■ To be done
Transcribe every one of the records below line for line without alteration, leaving the pictures out of your answer.

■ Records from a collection
● ● ● ● ● ● ●

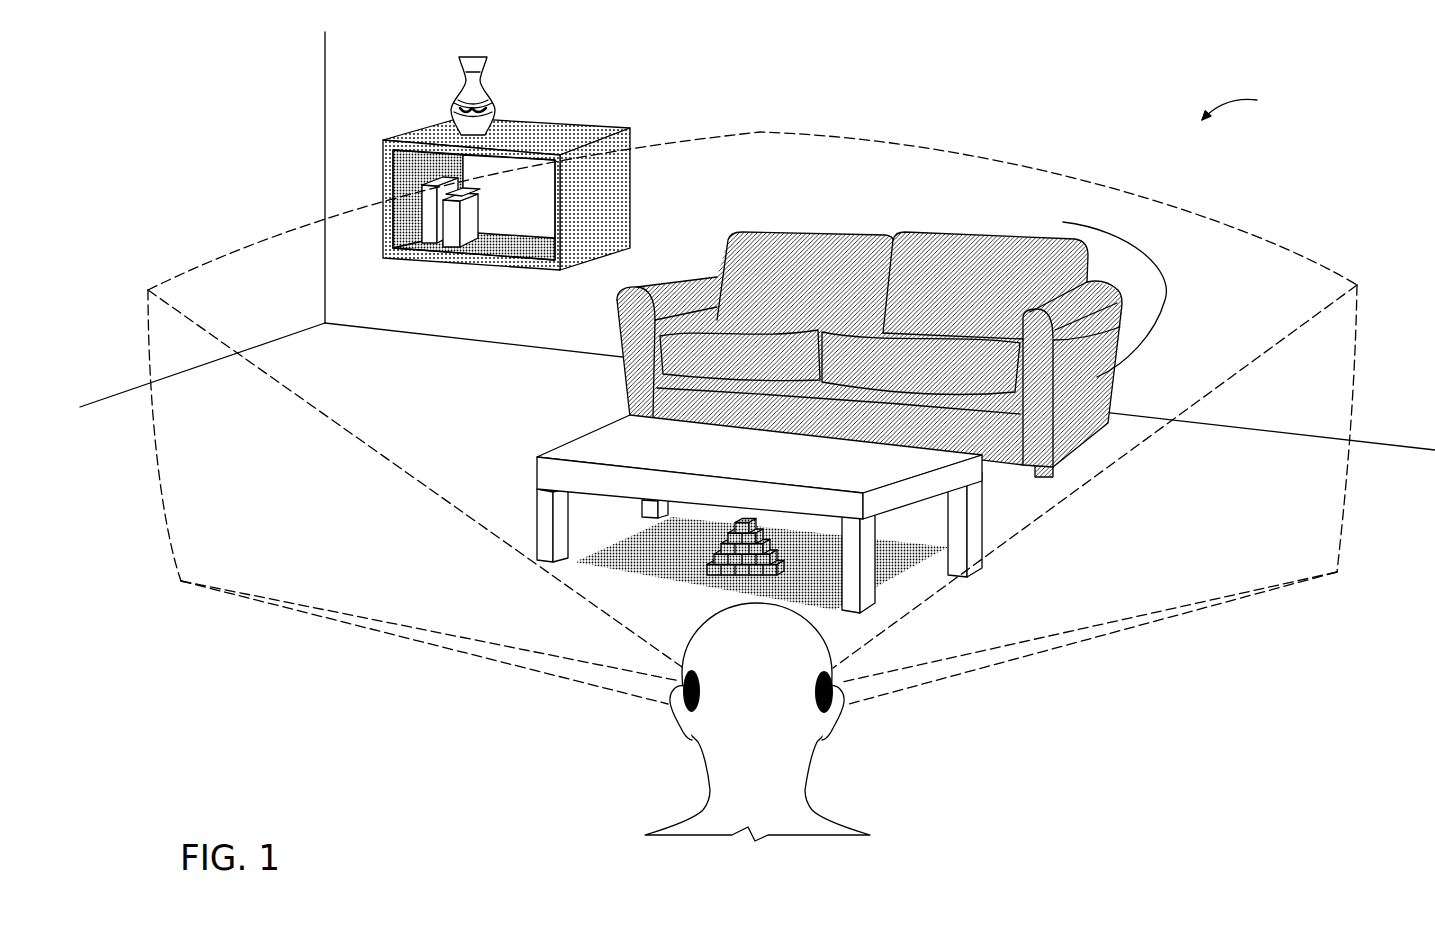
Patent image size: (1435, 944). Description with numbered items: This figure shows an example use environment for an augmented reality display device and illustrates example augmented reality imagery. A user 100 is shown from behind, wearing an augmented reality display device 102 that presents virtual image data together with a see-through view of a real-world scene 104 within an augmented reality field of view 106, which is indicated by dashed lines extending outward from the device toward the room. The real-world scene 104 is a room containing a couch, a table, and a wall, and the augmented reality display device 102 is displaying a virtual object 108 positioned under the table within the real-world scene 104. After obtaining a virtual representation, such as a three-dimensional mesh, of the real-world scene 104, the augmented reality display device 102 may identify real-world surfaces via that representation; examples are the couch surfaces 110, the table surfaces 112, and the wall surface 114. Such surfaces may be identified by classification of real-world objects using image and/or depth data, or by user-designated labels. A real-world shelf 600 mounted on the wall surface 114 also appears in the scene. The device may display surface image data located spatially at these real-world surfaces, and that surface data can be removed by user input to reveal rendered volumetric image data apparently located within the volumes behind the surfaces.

The user 100 is at (770, 700).
The augmented reality display device 102 is at (687, 733).
The real-world scene 104 is at (1248, 106).
The augmented reality field of view 106 is at (1185, 212).
The virtual object 108 is at (720, 552).
The couch surfaces 110 is at (737, 357).
The table surfaces 112 is at (642, 490).
The wall surface 114 is at (943, 107).
The real-world shelf 600 is at (545, 122).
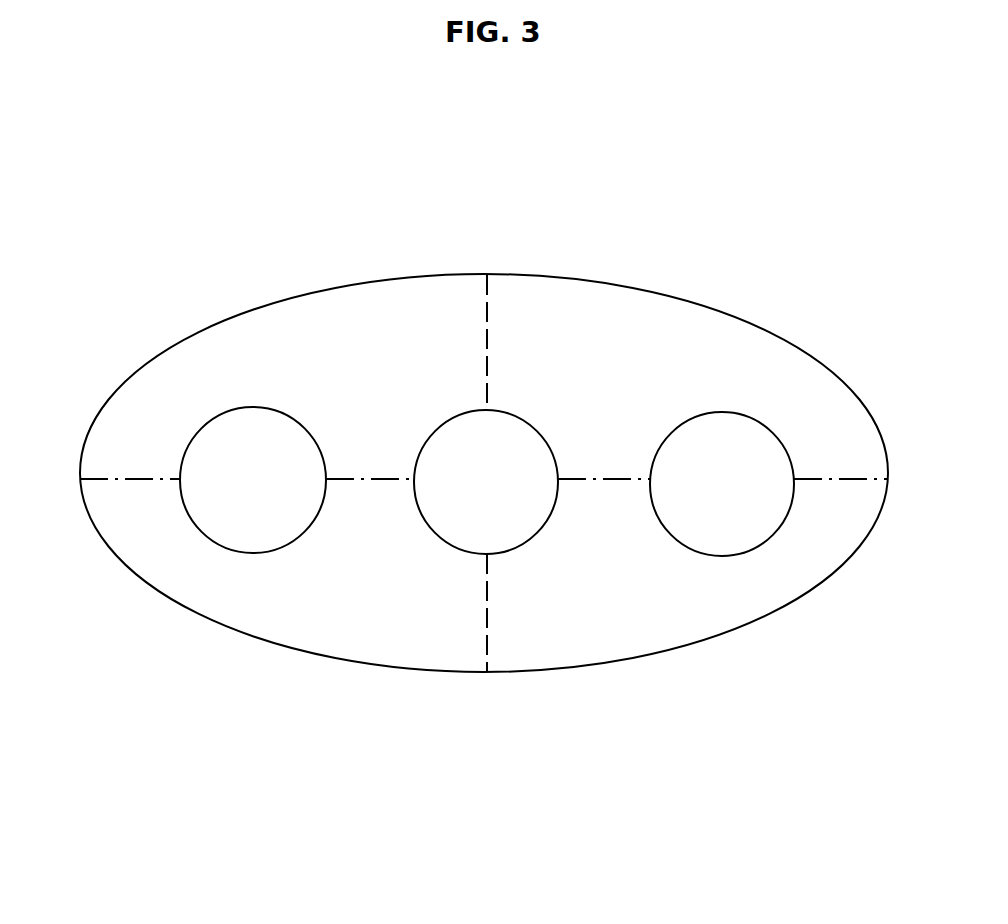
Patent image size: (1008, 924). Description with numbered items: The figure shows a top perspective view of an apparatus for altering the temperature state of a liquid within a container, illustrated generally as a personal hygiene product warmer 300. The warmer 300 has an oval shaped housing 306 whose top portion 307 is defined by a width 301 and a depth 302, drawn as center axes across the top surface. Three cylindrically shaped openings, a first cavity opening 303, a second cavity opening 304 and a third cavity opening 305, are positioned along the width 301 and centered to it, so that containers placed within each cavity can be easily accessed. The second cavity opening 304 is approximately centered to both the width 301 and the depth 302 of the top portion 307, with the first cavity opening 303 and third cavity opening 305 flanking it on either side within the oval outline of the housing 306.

The personal hygiene product warmer 300 is at (471, 473).
The width 301 is at (847, 483).
The depth 302 is at (478, 597).
The first cavity opening 303 is at (233, 405).
The second cavity opening 304 is at (481, 403).
The third cavity opening 305 is at (737, 413).
The oval shaped housing 306 is at (183, 598).
The top portion 307 is at (250, 594).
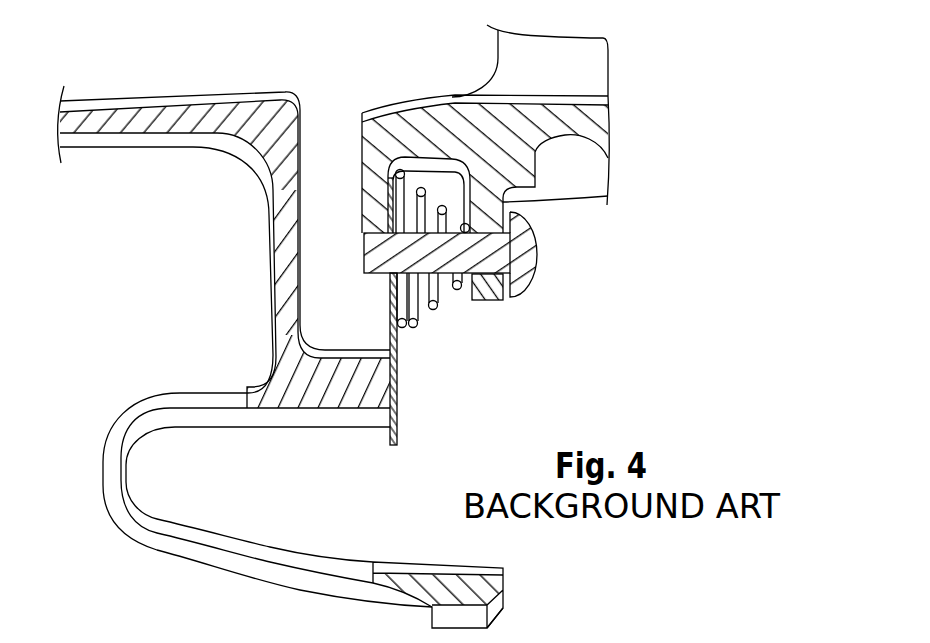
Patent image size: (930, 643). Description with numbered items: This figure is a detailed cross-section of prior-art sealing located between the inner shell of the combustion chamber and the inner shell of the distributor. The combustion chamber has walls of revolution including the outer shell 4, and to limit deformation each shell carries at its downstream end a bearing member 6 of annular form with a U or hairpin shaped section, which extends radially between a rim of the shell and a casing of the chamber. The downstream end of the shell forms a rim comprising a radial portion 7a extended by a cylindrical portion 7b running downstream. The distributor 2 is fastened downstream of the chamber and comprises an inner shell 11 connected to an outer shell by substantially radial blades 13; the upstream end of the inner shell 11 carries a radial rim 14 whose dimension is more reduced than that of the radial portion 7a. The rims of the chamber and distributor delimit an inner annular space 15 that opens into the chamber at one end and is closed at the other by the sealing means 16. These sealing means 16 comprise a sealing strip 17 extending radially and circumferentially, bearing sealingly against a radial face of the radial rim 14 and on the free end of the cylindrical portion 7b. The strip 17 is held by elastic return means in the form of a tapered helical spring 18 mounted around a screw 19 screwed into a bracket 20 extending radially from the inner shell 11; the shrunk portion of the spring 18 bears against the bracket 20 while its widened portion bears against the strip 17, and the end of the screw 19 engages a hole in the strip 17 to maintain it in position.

The distributor 2 is at (632, 36).
The outer shell 4 is at (115, 120).
The bearing member 6 is at (227, 562).
The radial portion 7a is at (290, 263).
The cylindrical portion 7b is at (330, 382).
The inner shell 11 is at (577, 120).
The radial blades 13 is at (565, 63).
The radial rim 14 is at (383, 222).
The inner annular space 15 is at (331, 120).
The sealing means 16 is at (546, 354).
The sealing strip 17 is at (397, 341).
The helical spring 18 is at (436, 310).
The screw 19 is at (487, 257).
The bracket 20 is at (490, 295).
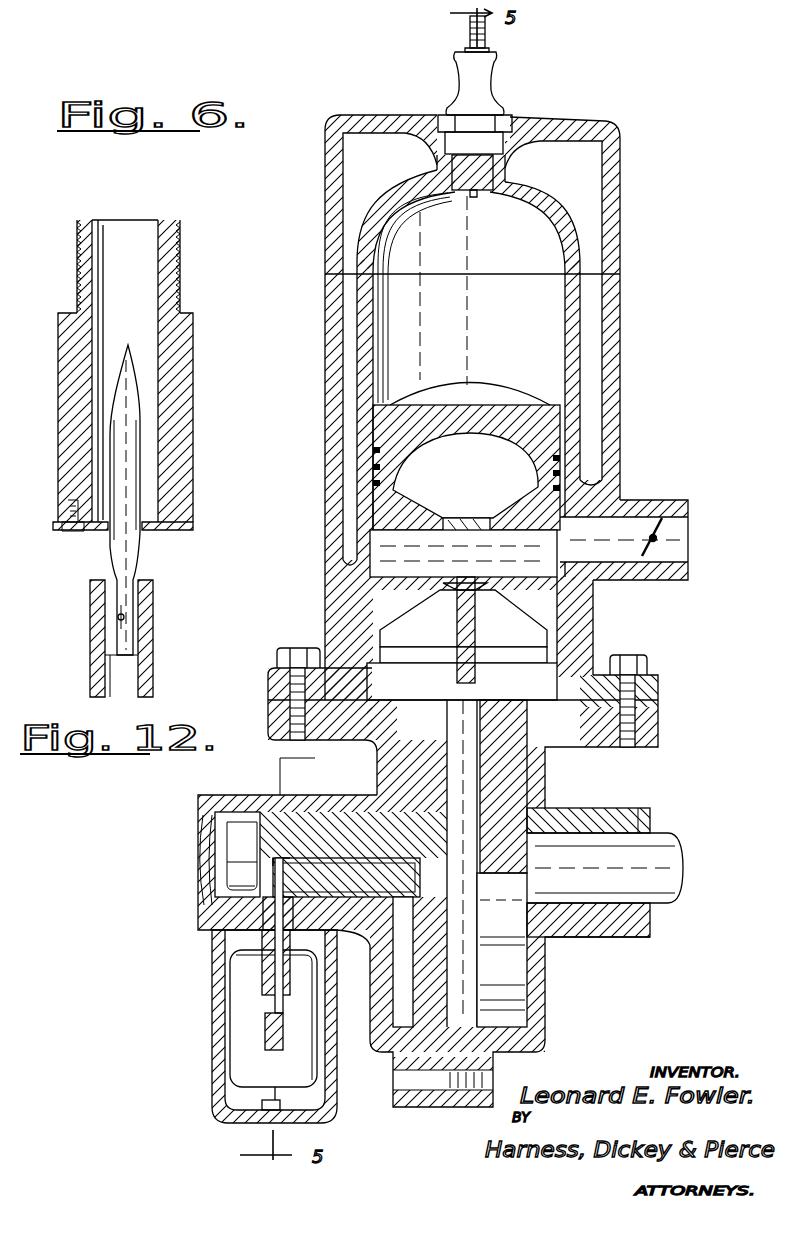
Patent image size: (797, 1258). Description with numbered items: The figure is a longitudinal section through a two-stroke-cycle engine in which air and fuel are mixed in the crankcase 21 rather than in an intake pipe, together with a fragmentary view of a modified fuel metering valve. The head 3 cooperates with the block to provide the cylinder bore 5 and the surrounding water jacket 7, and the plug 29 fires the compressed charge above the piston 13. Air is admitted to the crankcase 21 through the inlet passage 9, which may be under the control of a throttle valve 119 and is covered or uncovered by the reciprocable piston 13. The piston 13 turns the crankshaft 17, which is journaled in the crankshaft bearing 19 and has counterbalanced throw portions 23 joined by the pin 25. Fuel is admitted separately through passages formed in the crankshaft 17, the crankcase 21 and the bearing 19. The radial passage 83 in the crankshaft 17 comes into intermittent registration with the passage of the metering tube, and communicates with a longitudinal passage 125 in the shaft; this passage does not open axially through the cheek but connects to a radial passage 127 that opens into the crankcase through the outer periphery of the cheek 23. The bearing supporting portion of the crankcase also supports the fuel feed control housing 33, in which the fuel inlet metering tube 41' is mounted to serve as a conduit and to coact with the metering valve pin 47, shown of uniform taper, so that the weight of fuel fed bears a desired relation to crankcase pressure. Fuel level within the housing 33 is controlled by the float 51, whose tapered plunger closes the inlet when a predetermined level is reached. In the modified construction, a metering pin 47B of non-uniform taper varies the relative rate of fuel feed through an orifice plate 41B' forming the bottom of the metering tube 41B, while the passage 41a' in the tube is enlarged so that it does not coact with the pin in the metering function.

In FIG. 6, the head 3 is at (612, 202).
In FIG. 6, the cylinder bore 5 is at (560, 362).
In FIG. 6, the water jacket 7 is at (592, 320).
In FIG. 6, the inlet passage 9 is at (690, 516).
In FIG. 6, the piston 13 is at (477, 405).
In FIG. 6, the crankshaft 17 is at (680, 896).
In FIG. 6, the crankshaft bearing 19 is at (650, 916).
In FIG. 6, the crankcase 21 is at (540, 783).
In FIG. 6, the counterbalanced throw portion 23 is at (400, 1020).
In FIG. 6, the pin 25 is at (470, 928).
In FIG. 6, the plug 29 is at (480, 88).
In FIG. 6, the fuel feed control housing 33 is at (213, 1073).
In FIG. 6, the fuel inlet metering tube 41' is at (261, 980).
In FIG. 6, the metering valve pin 47 is at (283, 1000).
In FIG. 6, the float 51 is at (295, 1075).
In FIG. 6, the radial passage 83 is at (290, 870).
In FIG. 6, the throttle valve 119 is at (672, 536).
In FIG. 6, the longitudinal passage 125 is at (334, 858).
In FIG. 6, the radial passage 127 is at (408, 889).
In FIG. 12, the passage 41a' is at (155, 266).
In FIG. 12, the metering tube 41B is at (151, 371).
In FIG. 12, the orifice plate 41B' is at (137, 530).
In FIG. 12, the metering pin 47B is at (113, 547).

● ● ● ● ● ● ●

■ Response
Patent image size: (1435, 944). Description with numbered items: This figure shows an example use environment for an augmented reality display device and illustrates example augmented reality imagery. A user 100 is shown from behind, wearing an augmented reality display device 102 that presents virtual image data together with a see-through view of a real-world scene 104 within an augmented reality field of view 106, which is indicated by dashed lines extending outward from the device toward the room. The real-world scene 104 is a room containing a couch, a table, and a wall, and the augmented reality display device 102 is displaying a virtual object 108 positioned under the table within the real-world scene 104. After obtaining a virtual representation, such as a three-dimensional mesh, of the real-world scene 104, the augmented reality display device 102 may identify real-world surfaces via that representation; examples are the couch surfaces 110, the table surfaces 112, and the wall surface 114. Such surfaces may be identified by classification of real-world objects using image and/or depth data, or by user-designated labels. A real-world shelf 600 mounted on the wall surface 114 also appears in the scene. The device may display surface image data located spatially at these real-world surfaces, and that surface data can be removed by user input to reveal rendered volumetric image data apparently located within the volumes behind the surfaces.

The user 100 is at (770, 700).
The augmented reality display device 102 is at (687, 733).
The real-world scene 104 is at (1248, 106).
The augmented reality field of view 106 is at (1185, 212).
The virtual object 108 is at (720, 552).
The couch surfaces 110 is at (737, 357).
The table surfaces 112 is at (642, 490).
The wall surface 114 is at (943, 107).
The real-world shelf 600 is at (545, 122).
Patent image size: (1008, 924). Description with numbered items: The figure shows a top perspective view of an apparatus for altering the temperature state of a liquid within a container, illustrated generally as a personal hygiene product warmer 300. The warmer 300 has an oval shaped housing 306 whose top portion 307 is defined by a width 301 and a depth 302, drawn as center axes across the top surface. Three cylindrically shaped openings, a first cavity opening 303, a second cavity opening 304 and a third cavity opening 305, are positioned along the width 301 and centered to it, so that containers placed within each cavity can be easily accessed. The second cavity opening 304 is approximately centered to both the width 301 and the depth 302 of the top portion 307, with the first cavity opening 303 and third cavity opening 305 flanking it on either side within the oval outline of the housing 306.

The personal hygiene product warmer 300 is at (471, 473).
The width 301 is at (847, 483).
The depth 302 is at (478, 597).
The first cavity opening 303 is at (233, 405).
The second cavity opening 304 is at (481, 403).
The third cavity opening 305 is at (737, 413).
The oval shaped housing 306 is at (183, 598).
The top portion 307 is at (250, 594).
Patent image size: (930, 643). Description with numbered items: This figure is a detailed cross-section of prior-art sealing located between the inner shell of the combustion chamber and the inner shell of the distributor. The combustion chamber has walls of revolution including the outer shell 4, and to limit deformation each shell carries at its downstream end a bearing member 6 of annular form with a U or hairpin shaped section, which extends radially between a rim of the shell and a casing of the chamber. The downstream end of the shell forms a rim comprising a radial portion 7a extended by a cylindrical portion 7b running downstream. The distributor 2 is fastened downstream of the chamber and comprises an inner shell 11 connected to an outer shell by substantially radial blades 13; the upstream end of the inner shell 11 carries a radial rim 14 whose dimension is more reduced than that of the radial portion 7a. The rims of the chamber and distributor delimit an inner annular space 15 that opens into the chamber at one end and is closed at the other by the sealing means 16. These sealing means 16 comprise a sealing strip 17 extending radially and circumferentially, bearing sealingly against a radial face of the radial rim 14 and on the free end of the cylindrical portion 7b. The strip 17 is held by elastic return means in the form of a tapered helical spring 18 mounted around a screw 19 screwed into a bracket 20 extending radially from the inner shell 11; the shrunk portion of the spring 18 bears against the bracket 20 while its widened portion bears against the strip 17, and the end of the screw 19 engages a hole in the strip 17 to maintain it in position.

The distributor 2 is at (632, 36).
The outer shell 4 is at (115, 120).
The bearing member 6 is at (227, 562).
The radial portion 7a is at (290, 263).
The cylindrical portion 7b is at (330, 382).
The inner shell 11 is at (577, 120).
The radial blades 13 is at (565, 63).
The radial rim 14 is at (383, 222).
The inner annular space 15 is at (331, 120).
The sealing means 16 is at (546, 354).
The sealing strip 17 is at (397, 341).
The helical spring 18 is at (436, 310).
The screw 19 is at (487, 257).
The bracket 20 is at (490, 295).
Patent image size: (797, 1258). Description with numbered items: The figure is a longitudinal section through a two-stroke-cycle engine in which air and fuel are mixed in the crankcase 21 rather than in an intake pipe, together with a fragmentary view of a modified fuel metering valve. The head 3 cooperates with the block to provide the cylinder bore 5 and the surrounding water jacket 7, and the plug 29 fires the compressed charge above the piston 13. Air is admitted to the crankcase 21 through the inlet passage 9, which may be under the control of a throttle valve 119 and is covered or uncovered by the reciprocable piston 13. The piston 13 turns the crankshaft 17, which is journaled in the crankshaft bearing 19 and has counterbalanced throw portions 23 joined by the pin 25. Fuel is admitted separately through passages formed in the crankshaft 17, the crankcase 21 and the bearing 19. The radial passage 83 in the crankshaft 17 comes into intermittent registration with the passage of the metering tube, and communicates with a longitudinal passage 125 in the shaft; this passage does not open axially through the cheek but connects to a radial passage 127 that opens into the crankcase through the outer periphery of the cheek 23. The bearing supporting portion of the crankcase also supports the fuel feed control housing 33, in which the fuel inlet metering tube 41' is mounted to serve as a conduit and to coact with the metering valve pin 47, shown of uniform taper, so that the weight of fuel fed bears a desired relation to crankcase pressure. Fuel level within the housing 33 is controlled by the float 51, whose tapered plunger closes the inlet when a predetermined level is reached. In the modified construction, a metering pin 47B of non-uniform taper varies the relative rate of fuel feed through an orifice plate 41B' forming the bottom of the metering tube 41B, while the passage 41a' in the tube is enlarged so that it does not coact with the pin in the metering function.

In FIG. 6, the head 3 is at (612, 202).
In FIG. 6, the cylinder bore 5 is at (560, 362).
In FIG. 6, the water jacket 7 is at (592, 320).
In FIG. 6, the inlet passage 9 is at (690, 516).
In FIG. 6, the piston 13 is at (477, 405).
In FIG. 6, the crankshaft 17 is at (680, 896).
In FIG. 6, the crankshaft bearing 19 is at (650, 916).
In FIG. 6, the crankcase 21 is at (540, 783).
In FIG. 6, the counterbalanced throw portion 23 is at (400, 1020).
In FIG. 6, the pin 25 is at (470, 928).
In FIG. 6, the plug 29 is at (480, 88).
In FIG. 6, the fuel feed control housing 33 is at (213, 1073).
In FIG. 6, the fuel inlet metering tube 41' is at (261, 980).
In FIG. 6, the metering valve pin 47 is at (283, 1000).
In FIG. 6, the float 51 is at (295, 1075).
In FIG. 6, the radial passage 83 is at (290, 870).
In FIG. 6, the throttle valve 119 is at (672, 536).
In FIG. 6, the longitudinal passage 125 is at (334, 858).
In FIG. 6, the radial passage 127 is at (408, 889).
In FIG. 12, the passage 41a' is at (155, 266).
In FIG. 12, the metering tube 41B is at (151, 371).
In FIG. 12, the orifice plate 41B' is at (137, 530).
In FIG. 12, the metering pin 47B is at (113, 547).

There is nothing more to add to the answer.